The exercise: Collect each line of the records containing the string "való".
━━━━━━━━
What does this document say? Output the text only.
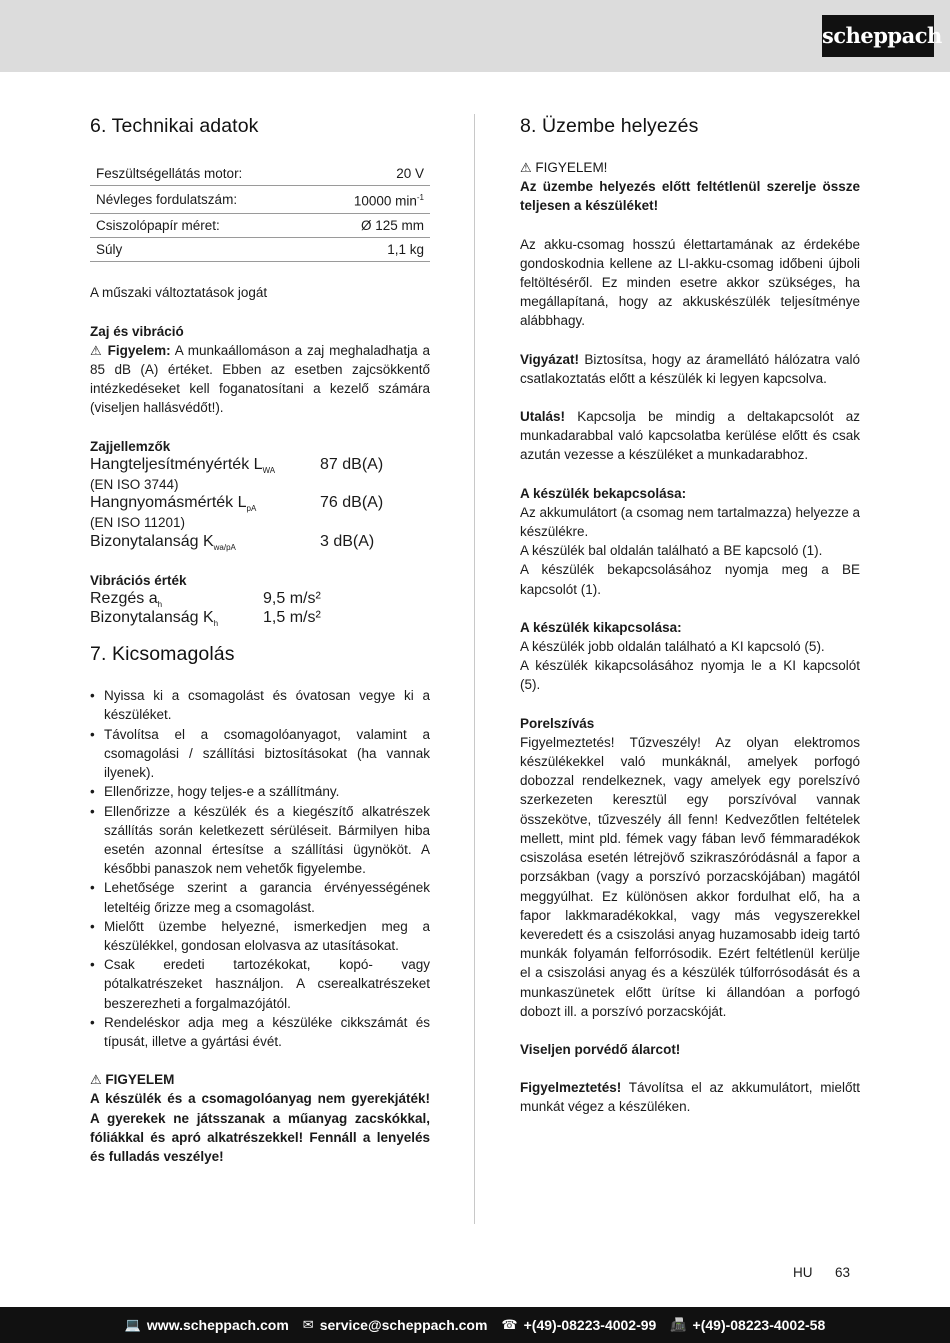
scheppach
6. Technikai adatok
Feszültségellátás motor:	20 V
Névleges fordulatszám:	10000 $\min^{-1}$
Csiszolópapír méret:	Ø 125 mm
Súly	1,1 kg

A műszaki változtatások jogát

Zaj és vibráció

⚠ Figyelem: A munkaállomáson a zaj meghaladhatja a 85 dB (A) értéket. Ebben az esetben zajcsökkentő intézkedéseket kell foganatosítani a kezelő számára (viseljen hallásvédőt!).

Zajjellemzők

Hangteljesítményérték $L_{WA}$	87 dB(A)

(EN ISO 3744)

Hangnyomásmérték $L_{pA}$	76 dB(A)

(EN ISO 11201)

Bizonytalanság $K_{wa/pA}$	3 dB(A)

Vibrációs érték

Rezgés $a_h$	9,5 m/s²
Bizonytalanság $K_h$	1,5 m/s²
7. Kicsomagolás
• Nyissa ki a csomagolást és óvatosan vegye ki a készüléket.
• Távolítsa el a csomagolóanyagot, valamint a csomagolási / szállítási biztosításokat (ha vannak ilyenek).
• Ellenőrizze, hogy teljes-e a szállítmány.
• Ellenőrizze a készülék és a kiegészítő alkatrészek szállítás során keletkezett sérüléseit. Bármilyen hiba esetén azonnal értesítse a szállítási ügynököt. A későbbi panaszok nem vehetők figyelembe.
• Lehetősége szerint a garancia érvényességének leteltéig őrizze meg a csomagolást.
• Mielőtt üzembe helyezné, ismerkedjen meg a készülékkel, gondosan elolvasva az utasításokat.
• Csak eredeti tartozékokat, kopó- vagy pótalkatrészeket használjon. A cserealkatrészeket beszerezheti a forgalmazójától.
• Rendeléskor adja meg a készüléke cikkszámát és típusát, illetve a gyártási évét.

⚠ FIGYELEM

A készülék és a csomagolóanyag nem gyerekjáték! A gyerekek ne játsszanak a műanyag zacskókkal, fóliákkal és apró alkatrészekkel! Fennáll a lenyelés és fulladás veszélye!

8. Üzembe helyezés

⚠ FIGYELEM!

Az üzembe helyezés előtt feltétlenül szerelje össze teljesen a készüléket!

Az akku-csomag hosszú élettartamának az érdekébe gondoskodnia kellene az LI-akku-csomag időbeni újboli feltöltéséről. Ez minden esetre akkor szükséges, ha megállapítaná, hogy az akkuskészülék teljesítménye alábbhagy.

Vigyázat! Biztosítsa, hogy az áramellátó hálózatra való csatlakoztatás előtt a készülék ki legyen kapcsolva.

Utalás! Kapcsolja be mindig a deltakapcsolót az munkadarabbal való kapcsolatba kerülése előtt és csak azután vezesse a készüléket a munkadarabhoz.

A készülék bekapcsolása:

Az akkumulátort (a csomag nem tartalmazza) helyezze a készülékre.

A készülék bal oldalán található a BE kapcsoló (1).

A készülék bekapcsolásához nyomja meg a BE kapcsolót (1).

A készülék kikapcsolása:

A készülék jobb oldalán található a KI kapcsoló (5).

A készülék kikapcsolásához nyomja le a KI kapcsolót (5).

Porelszívás

Figyelmeztetés! Tűzveszély! Az olyan elektromos készülékekkel való munkáknál, amelyek porfogó dobozzal rendelkeznek, vagy amelyek egy porelszívó szerkezeten keresztül egy porszívóval vannak összekötve, tűzveszély áll fenn! Kedvezőtlen feltételek mellett, mint pld. fémek vagy fában levő fémmaradékok csiszolása esetén létrejövő szikraszóródásnál a fapor a porzsákban (vagy a porszívó porzacskójában) magától meggyúlhat. Ez különösen akkor fordulhat elő, ha a fapor lakkmaradékokkal, vagy más vegyszerekkel keveredett és a csiszolási anyag huzamosabb ideig tartó munkák folyamán felforrósodik. Ezért feltétlenül kerülje el a csiszolási anyag és a készülék túlforrósodását és a munkaszünetek előtt ürítse ki állandóan a porfogó dobozt ill. a porszívó porzacskóját.

Viseljen porvédő álarcot!

Figyelmeztetés! Távolítsa el az akkumulátort, mielőtt munkát végez a készüléken.

HU 63
💻 www.scheppach.com ✉ service@scheppach.com ☎ +(49)-08223-4002-99 📠 +(49)-08223-4002-58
━━━━━━━━
Full solution:
Vigyázat! Biztosítsa, hogy az áramellátó hálózatra való csatlakoztatás előtt a készülék ki legyen kapcsolva.
Utalás! Kapcsolja be mindig a deltakapcsolót az munkadarabbal való kapcsolatba kerülése előtt és csak azután vezesse a készüléket a munkadarabhoz.
Figyelmeztetés! Tűzveszély! Az olyan elektromos készülékekkel való munkáknál, amelyek porfogó dobozzal rendelkeznek, vagy amelyek egy porelszívó szerkezeten keresztül egy porszívóval vannak összekötve, tűzveszély áll fenn! Kedvezőtlen feltételek mellett, mint pld. fémek vagy fában levő fémmaradékok csiszolása esetén létrejövő szikraszóródásnál a fapor a porzsákban (vagy a porszívó porzacskójában) magától meggyúlhat. Ez különösen akkor fordulhat elő, ha a fapor lakkmaradékokkal, vagy más vegyszerekkel keveredett és a csiszolási anyag huzamosabb ideig tartó munkák folyamán felforrósodik. Ezért feltétlenül kerülje el a csiszolási anyag és a készülék túlforrósodását és a munkaszünetek előtt ürítse ki állandóan a porfogó dobozt ill. a porszívó porzacskóját.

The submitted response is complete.